▶ [WRITTEN INSTRUCTION]:
Report the count of lines where the string "this" appears, and nothing else.

▶ [DATASET EXTRACT]:
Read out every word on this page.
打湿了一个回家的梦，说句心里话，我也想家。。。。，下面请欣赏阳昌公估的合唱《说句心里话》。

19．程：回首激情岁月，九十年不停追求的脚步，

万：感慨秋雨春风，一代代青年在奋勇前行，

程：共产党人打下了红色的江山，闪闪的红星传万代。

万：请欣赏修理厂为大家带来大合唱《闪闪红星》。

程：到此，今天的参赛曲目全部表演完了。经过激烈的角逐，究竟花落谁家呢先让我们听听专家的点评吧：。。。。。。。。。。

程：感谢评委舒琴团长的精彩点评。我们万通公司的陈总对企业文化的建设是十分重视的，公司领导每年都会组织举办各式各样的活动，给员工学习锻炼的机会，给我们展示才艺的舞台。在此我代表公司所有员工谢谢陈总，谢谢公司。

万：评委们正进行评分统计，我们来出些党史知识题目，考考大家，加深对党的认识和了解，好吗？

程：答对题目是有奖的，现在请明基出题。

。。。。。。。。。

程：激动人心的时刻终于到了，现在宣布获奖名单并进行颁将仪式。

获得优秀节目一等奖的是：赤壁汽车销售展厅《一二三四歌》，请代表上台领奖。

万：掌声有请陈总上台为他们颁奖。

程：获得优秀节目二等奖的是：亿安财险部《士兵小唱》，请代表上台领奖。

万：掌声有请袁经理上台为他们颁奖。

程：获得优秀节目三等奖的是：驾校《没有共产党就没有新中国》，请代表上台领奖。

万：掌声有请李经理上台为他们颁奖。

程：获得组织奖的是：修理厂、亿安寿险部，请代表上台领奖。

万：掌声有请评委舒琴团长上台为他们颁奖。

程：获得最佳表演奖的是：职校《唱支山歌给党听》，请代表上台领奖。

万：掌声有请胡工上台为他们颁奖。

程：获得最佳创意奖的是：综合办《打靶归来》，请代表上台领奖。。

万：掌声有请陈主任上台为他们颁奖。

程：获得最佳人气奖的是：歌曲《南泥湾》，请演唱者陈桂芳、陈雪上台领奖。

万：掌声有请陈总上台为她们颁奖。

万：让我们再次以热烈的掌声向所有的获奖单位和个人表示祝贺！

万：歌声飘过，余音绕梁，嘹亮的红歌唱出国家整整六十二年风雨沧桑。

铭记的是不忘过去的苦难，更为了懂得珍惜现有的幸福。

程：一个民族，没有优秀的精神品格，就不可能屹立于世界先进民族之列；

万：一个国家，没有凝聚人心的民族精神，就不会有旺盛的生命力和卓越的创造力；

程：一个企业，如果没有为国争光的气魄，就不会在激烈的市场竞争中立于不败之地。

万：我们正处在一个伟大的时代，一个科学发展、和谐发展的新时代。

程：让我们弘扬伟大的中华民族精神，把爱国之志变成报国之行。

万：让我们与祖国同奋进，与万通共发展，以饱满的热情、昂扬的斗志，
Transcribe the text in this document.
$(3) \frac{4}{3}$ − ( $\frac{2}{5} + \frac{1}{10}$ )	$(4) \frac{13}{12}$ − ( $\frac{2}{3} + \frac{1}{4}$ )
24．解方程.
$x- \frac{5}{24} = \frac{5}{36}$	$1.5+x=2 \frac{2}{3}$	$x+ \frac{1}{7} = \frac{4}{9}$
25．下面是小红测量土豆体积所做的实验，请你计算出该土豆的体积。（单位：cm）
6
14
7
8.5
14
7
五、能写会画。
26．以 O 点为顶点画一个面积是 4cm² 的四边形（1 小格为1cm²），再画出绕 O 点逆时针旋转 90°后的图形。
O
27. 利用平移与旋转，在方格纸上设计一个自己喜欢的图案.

▶ [EXPECTED ANSWER]:
2